--- Start ---
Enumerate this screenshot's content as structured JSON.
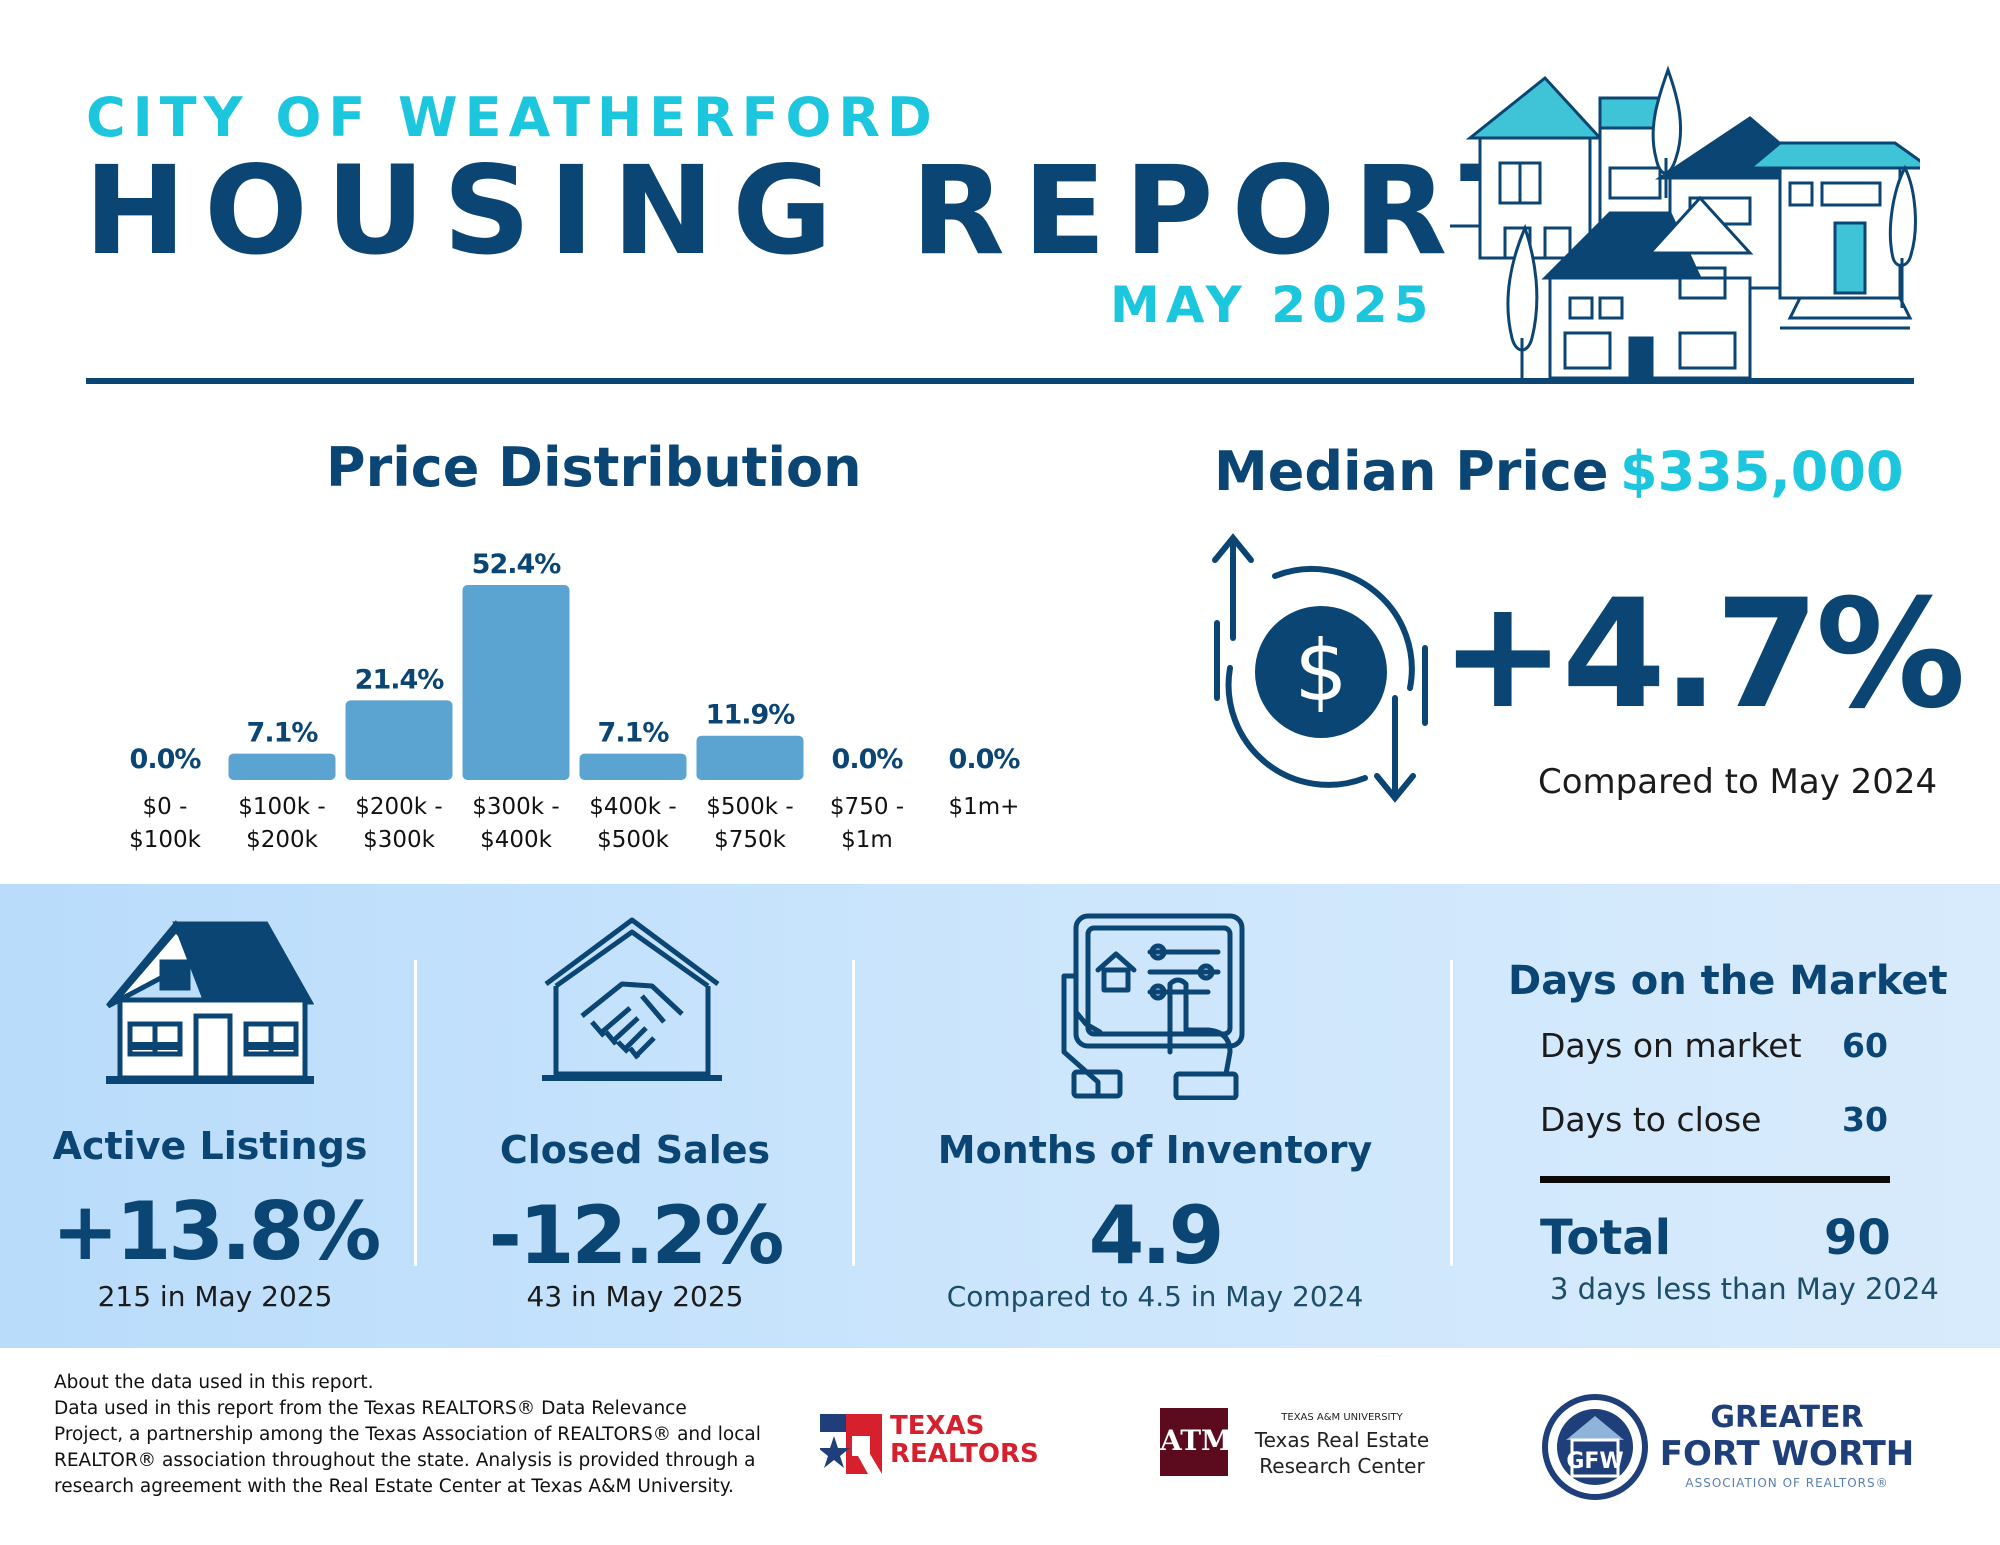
{
  "header": {
    "city": "CITY OF WEATHERFORD",
    "title": "HOUSING REPORT",
    "month": "MAY 2025"
  },
  "price_distribution": {
    "title": "Price Distribution"
  },
  "chart_data": {
    "type": "bar",
    "title": "Price Distribution",
    "categories": [
      [
        "$0 -",
        "$100k"
      ],
      [
        "$100k -",
        "$200k"
      ],
      [
        "$200k -",
        "$300k"
      ],
      [
        "$300k -",
        "$400k"
      ],
      [
        "$400k -",
        "$500k"
      ],
      [
        "$500k -",
        "$750k"
      ],
      [
        "$750 -",
        "$1m"
      ],
      [
        "$1m+"
      ]
    ],
    "values": [
      0.0,
      7.1,
      21.4,
      52.4,
      7.1,
      11.9,
      0.0,
      0.0
    ],
    "value_labels": [
      "0.0%",
      "7.1%",
      "21.4%",
      "52.4%",
      "7.1%",
      "11.9%",
      "0.0%",
      "0.0%"
    ],
    "ylim": [
      0,
      52.4
    ],
    "grid": false,
    "bar_color": "#5ba3d0"
  },
  "median": {
    "label": "Median Price",
    "value": "$335,000",
    "change": "+4.7%",
    "compare": "Compared to May 2024"
  },
  "stats": {
    "active_listings": {
      "title": "Active Listings",
      "change": "+13.8%",
      "sub": "215 in May 2025"
    },
    "closed_sales": {
      "title": "Closed Sales",
      "change": "-12.2%",
      "sub": "43 in May 2025"
    },
    "months_inventory": {
      "title": "Months of Inventory",
      "value": "4.9",
      "sub": "Compared to 4.5 in May 2024"
    },
    "days_on_market": {
      "title": "Days on the Market",
      "rows": [
        {
          "label": "Days on market",
          "value": "60"
        },
        {
          "label": "Days to close",
          "value": "30"
        }
      ],
      "total_label": "Total",
      "total_value": "90",
      "note": "3 days less than May 2024"
    }
  },
  "footer": {
    "lines": [
      "About the data used in this report.",
      "Data used in this report from the Texas REALTORS® Data Relevance",
      "Project, a partnership among the Texas Association of REALTORS® and local",
      "REALTOR® association throughout the state. Analysis is provided through a",
      "research agreement with the Real Estate Center at Texas A&M University."
    ],
    "logos": {
      "texas_realtors": [
        "TEXAS",
        "REALTORS"
      ],
      "tamu": {
        "small": "TEXAS A&M UNIVERSITY",
        "line1": "Texas Real Estate",
        "line2": "Research Center",
        "mark": "ATM"
      },
      "gfw": {
        "line1": "GREATER",
        "line2": "FORT WORTH",
        "line3": "ASSOCIATION OF REALTORS®",
        "mark": "GFW"
      }
    }
  },
  "colors": {
    "navy": "#0b4573",
    "cyan": "#1cc6dd",
    "bar": "#5ba3d0",
    "band": "#c6e2fb"
  }
}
--- End ---
*Short task*.
Say how many lines above hold the word "title", giving only the count.

*The answer*.
7